__RECORD SET__
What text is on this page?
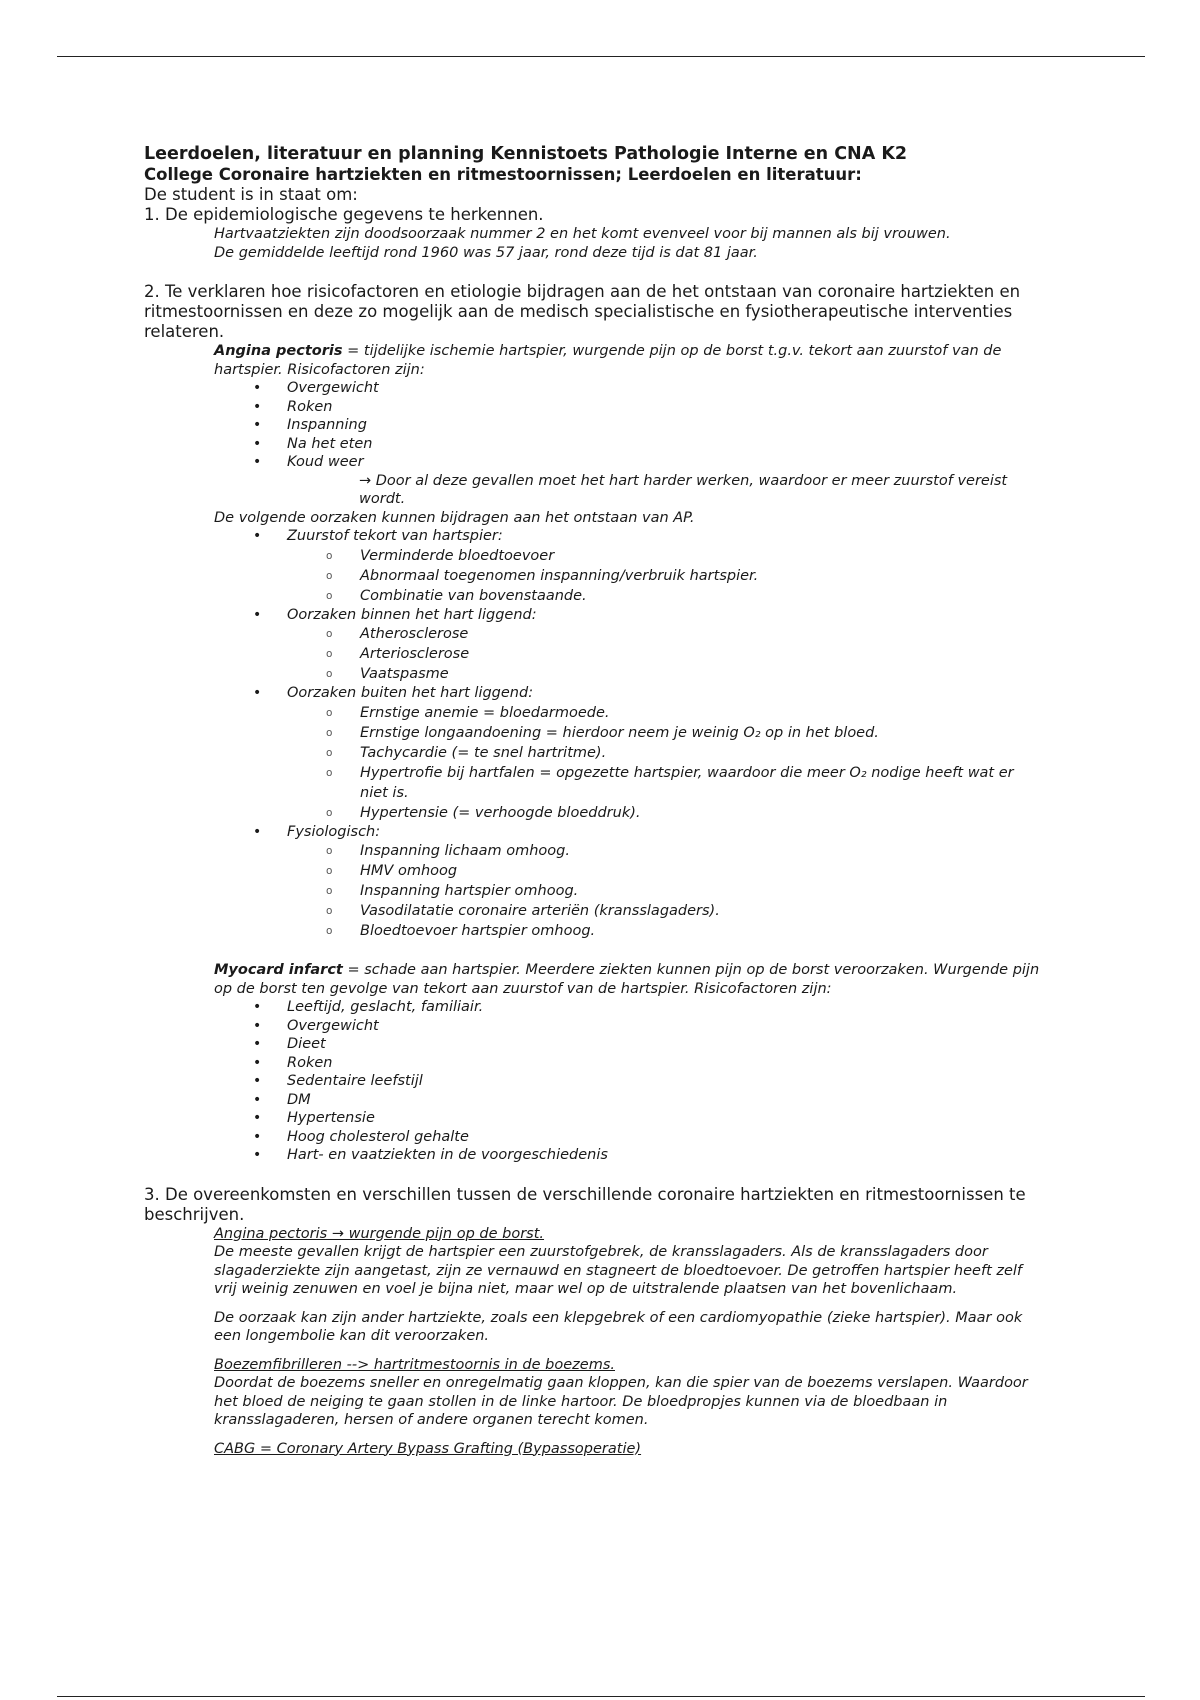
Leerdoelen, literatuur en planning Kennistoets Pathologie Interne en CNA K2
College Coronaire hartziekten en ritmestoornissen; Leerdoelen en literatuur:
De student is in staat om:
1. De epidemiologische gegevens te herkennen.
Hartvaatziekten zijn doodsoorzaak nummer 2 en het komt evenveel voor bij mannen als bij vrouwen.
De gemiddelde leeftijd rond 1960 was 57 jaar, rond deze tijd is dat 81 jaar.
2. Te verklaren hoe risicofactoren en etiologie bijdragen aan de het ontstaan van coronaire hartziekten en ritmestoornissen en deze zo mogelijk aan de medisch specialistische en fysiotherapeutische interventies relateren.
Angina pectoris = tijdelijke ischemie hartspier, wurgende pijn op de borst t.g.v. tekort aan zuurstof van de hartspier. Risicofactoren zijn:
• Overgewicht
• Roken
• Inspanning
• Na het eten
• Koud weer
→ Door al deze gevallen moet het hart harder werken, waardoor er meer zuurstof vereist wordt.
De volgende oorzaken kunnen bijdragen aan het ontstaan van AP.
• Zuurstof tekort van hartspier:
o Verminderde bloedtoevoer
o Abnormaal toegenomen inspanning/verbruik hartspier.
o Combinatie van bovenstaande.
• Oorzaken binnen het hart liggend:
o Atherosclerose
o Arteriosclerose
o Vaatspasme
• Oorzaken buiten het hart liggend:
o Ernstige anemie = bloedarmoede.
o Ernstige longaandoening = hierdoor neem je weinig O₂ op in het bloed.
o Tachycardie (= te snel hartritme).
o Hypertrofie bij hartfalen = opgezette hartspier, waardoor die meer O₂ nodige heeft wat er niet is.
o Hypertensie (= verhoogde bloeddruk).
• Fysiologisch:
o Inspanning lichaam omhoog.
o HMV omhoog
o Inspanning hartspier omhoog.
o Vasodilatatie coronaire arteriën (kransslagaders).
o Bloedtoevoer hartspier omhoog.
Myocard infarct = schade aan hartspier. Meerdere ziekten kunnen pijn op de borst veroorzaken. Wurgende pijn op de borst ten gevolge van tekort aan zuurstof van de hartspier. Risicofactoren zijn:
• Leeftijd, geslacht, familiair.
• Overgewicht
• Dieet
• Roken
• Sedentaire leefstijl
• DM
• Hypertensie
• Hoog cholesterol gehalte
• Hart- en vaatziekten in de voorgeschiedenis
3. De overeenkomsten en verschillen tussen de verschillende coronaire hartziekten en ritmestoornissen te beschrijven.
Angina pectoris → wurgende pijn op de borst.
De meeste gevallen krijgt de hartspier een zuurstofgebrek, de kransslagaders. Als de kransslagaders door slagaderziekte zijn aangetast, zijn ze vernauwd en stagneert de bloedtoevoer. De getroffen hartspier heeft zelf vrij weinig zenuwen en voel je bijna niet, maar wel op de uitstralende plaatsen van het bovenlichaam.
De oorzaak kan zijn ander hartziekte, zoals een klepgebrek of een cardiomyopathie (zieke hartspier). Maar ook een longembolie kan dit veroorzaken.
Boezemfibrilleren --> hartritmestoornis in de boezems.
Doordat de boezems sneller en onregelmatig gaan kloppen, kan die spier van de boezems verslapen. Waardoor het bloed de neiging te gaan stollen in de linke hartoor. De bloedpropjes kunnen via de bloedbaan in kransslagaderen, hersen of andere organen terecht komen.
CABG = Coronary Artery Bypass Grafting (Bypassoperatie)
--
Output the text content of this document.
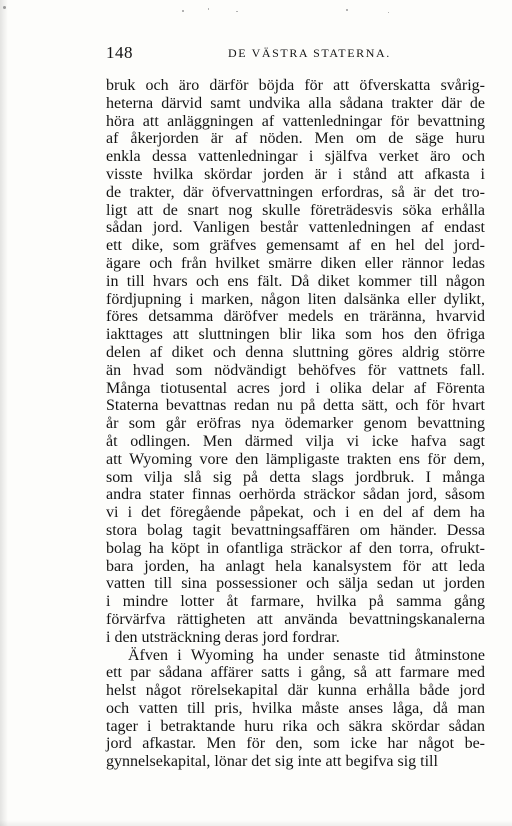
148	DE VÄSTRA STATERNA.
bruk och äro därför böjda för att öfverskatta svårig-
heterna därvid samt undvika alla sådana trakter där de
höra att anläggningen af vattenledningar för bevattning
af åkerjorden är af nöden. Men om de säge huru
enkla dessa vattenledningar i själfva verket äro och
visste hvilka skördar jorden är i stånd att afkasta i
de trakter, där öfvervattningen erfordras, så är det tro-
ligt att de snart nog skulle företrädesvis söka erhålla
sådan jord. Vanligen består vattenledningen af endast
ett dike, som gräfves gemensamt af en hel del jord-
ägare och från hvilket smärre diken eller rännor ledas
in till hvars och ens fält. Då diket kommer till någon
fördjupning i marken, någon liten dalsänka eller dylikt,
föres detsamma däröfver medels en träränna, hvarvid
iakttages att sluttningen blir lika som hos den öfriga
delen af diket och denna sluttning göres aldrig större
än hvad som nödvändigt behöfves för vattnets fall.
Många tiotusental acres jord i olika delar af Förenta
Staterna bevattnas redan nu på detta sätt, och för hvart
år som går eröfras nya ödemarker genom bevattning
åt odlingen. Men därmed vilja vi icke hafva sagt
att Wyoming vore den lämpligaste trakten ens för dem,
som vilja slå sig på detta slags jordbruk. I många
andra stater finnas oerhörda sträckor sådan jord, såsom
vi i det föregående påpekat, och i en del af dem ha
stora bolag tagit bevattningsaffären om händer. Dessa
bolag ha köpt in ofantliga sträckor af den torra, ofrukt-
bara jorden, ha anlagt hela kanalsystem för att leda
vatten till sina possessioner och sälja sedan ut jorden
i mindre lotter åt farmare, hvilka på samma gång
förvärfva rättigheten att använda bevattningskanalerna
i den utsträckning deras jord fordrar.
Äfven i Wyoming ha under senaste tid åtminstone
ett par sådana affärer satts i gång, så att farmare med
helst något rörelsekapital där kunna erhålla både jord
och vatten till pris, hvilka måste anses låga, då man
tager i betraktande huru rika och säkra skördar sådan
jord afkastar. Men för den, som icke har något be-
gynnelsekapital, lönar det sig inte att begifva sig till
...
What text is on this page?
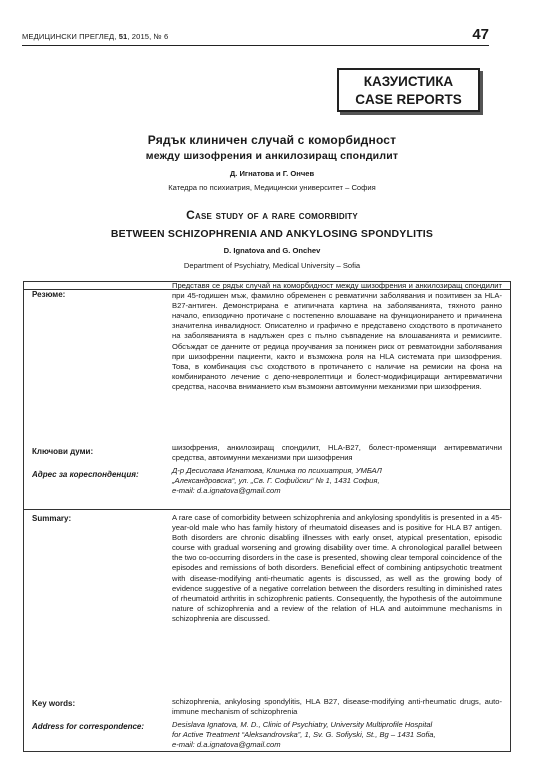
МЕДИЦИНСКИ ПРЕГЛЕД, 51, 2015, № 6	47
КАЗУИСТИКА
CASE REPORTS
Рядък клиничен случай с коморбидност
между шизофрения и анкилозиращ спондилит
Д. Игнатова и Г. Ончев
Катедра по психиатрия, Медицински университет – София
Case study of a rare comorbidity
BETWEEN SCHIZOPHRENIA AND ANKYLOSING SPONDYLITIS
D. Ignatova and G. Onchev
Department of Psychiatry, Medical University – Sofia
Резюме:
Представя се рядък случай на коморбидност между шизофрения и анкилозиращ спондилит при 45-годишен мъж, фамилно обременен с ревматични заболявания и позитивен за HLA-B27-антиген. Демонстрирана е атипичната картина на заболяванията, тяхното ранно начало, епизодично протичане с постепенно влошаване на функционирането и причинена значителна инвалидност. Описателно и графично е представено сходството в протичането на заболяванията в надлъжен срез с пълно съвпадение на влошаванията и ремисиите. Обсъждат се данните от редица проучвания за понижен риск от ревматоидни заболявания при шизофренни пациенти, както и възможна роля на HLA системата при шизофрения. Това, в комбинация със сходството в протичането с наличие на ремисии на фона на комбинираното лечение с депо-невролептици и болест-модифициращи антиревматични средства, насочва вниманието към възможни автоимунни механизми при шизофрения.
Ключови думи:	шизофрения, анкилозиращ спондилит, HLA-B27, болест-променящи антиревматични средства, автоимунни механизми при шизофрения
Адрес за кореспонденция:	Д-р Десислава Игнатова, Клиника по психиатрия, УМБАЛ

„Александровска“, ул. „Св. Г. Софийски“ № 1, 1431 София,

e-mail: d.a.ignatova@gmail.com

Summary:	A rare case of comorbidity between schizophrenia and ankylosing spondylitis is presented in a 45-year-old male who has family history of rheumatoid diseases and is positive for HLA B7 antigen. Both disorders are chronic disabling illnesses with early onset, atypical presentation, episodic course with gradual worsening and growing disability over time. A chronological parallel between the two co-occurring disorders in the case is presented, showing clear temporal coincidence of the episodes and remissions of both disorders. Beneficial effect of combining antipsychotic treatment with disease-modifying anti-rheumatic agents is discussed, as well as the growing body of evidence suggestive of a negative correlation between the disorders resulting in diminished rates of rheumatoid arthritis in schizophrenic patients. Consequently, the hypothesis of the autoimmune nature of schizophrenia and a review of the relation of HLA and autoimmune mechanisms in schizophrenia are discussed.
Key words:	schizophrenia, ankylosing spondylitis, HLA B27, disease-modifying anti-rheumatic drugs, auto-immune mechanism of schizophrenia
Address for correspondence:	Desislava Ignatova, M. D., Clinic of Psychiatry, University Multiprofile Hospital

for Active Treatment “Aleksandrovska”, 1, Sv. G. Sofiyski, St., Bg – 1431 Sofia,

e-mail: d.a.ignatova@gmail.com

__PROBLEM DESCRIPTION__
Search the material for the word "huru" and copy each line where it occurs.

__ANSWER TO THE EXERCISE__
af åkerjorden är af nöden. Men om de säge huru
tager i betraktande huru rika och säkra skördar sådan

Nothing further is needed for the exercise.